• **GIVEN REQUEST**
Scan the lines below for the string "page" and copy every one that has it.

• **AVAILABLE DATA**
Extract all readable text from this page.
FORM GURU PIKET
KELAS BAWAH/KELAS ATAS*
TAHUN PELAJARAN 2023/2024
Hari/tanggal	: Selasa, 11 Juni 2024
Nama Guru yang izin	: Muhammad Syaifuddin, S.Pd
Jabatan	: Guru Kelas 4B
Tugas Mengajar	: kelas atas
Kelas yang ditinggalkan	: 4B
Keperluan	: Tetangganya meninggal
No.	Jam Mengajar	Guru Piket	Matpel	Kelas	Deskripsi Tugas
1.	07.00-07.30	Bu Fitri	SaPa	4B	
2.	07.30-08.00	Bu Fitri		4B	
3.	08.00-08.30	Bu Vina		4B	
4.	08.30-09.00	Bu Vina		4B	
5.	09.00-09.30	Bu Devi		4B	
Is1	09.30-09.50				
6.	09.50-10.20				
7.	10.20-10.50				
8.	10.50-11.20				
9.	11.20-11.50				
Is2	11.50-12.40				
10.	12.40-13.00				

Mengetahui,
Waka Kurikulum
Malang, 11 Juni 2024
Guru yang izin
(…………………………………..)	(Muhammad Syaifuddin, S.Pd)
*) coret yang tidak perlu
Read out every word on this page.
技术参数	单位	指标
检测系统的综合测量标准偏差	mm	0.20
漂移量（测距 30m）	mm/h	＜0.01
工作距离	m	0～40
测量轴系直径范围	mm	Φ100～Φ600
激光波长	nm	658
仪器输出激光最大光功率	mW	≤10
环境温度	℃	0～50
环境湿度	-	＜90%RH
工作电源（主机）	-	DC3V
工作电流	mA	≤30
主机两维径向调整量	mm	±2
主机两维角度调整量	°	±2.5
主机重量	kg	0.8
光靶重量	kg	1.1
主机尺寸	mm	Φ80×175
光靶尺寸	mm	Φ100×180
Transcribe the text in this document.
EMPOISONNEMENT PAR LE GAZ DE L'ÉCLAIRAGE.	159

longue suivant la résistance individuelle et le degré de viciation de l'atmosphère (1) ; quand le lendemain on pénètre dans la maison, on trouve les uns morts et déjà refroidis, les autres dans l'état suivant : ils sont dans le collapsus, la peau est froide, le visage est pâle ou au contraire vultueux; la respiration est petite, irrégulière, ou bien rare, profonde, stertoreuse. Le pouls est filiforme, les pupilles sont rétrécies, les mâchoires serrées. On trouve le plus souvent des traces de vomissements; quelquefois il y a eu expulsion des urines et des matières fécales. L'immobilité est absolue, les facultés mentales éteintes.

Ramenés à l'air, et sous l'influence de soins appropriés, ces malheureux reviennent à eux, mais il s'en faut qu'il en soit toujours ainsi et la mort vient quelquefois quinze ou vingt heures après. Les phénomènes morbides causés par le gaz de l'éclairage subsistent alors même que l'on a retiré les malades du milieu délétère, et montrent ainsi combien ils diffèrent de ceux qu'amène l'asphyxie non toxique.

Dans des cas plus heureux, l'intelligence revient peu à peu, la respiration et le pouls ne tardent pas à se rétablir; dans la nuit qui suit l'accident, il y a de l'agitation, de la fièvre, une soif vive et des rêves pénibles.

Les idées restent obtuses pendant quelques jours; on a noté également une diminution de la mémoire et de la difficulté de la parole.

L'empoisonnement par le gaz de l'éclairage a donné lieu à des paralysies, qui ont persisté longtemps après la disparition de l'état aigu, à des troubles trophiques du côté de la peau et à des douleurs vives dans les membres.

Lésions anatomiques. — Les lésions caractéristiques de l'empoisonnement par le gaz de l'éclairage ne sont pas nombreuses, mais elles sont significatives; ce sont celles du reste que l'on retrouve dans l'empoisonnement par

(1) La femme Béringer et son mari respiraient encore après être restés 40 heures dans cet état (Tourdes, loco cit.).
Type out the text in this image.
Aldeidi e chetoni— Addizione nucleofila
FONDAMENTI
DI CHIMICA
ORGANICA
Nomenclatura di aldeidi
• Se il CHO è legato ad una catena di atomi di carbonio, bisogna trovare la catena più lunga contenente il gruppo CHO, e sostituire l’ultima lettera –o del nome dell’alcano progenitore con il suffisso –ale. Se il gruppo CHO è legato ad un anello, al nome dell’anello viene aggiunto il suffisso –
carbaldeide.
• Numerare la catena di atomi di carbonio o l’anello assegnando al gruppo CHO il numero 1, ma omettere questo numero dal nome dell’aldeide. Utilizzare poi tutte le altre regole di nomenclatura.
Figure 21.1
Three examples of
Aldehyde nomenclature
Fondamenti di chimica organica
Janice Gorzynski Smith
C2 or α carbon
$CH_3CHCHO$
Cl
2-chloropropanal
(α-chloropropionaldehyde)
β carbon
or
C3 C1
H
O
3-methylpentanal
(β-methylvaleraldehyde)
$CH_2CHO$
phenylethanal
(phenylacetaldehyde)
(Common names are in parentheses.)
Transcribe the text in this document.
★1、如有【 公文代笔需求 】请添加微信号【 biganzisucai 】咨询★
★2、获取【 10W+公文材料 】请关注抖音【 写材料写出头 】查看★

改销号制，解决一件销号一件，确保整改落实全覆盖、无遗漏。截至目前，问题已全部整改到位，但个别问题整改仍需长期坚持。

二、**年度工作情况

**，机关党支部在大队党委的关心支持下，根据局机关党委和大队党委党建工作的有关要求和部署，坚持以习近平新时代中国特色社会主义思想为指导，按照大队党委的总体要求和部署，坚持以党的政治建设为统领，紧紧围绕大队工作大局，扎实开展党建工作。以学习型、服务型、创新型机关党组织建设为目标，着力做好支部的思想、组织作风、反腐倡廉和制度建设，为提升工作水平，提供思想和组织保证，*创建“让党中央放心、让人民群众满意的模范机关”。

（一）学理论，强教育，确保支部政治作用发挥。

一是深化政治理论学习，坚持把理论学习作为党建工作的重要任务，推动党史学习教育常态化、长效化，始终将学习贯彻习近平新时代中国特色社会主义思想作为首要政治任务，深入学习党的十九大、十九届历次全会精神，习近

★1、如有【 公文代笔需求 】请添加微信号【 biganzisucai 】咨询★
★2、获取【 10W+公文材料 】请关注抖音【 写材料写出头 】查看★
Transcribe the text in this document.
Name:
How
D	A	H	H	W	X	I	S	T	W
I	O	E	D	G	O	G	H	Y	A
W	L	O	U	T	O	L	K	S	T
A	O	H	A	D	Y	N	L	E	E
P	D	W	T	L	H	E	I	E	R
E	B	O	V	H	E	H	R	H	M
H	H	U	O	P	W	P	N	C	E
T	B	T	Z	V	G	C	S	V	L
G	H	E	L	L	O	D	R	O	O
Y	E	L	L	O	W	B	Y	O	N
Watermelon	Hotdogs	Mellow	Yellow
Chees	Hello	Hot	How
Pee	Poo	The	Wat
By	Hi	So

• **RESPONSE TO THIS TASK**
Extract all readable text from this page.
Read out every word on this page.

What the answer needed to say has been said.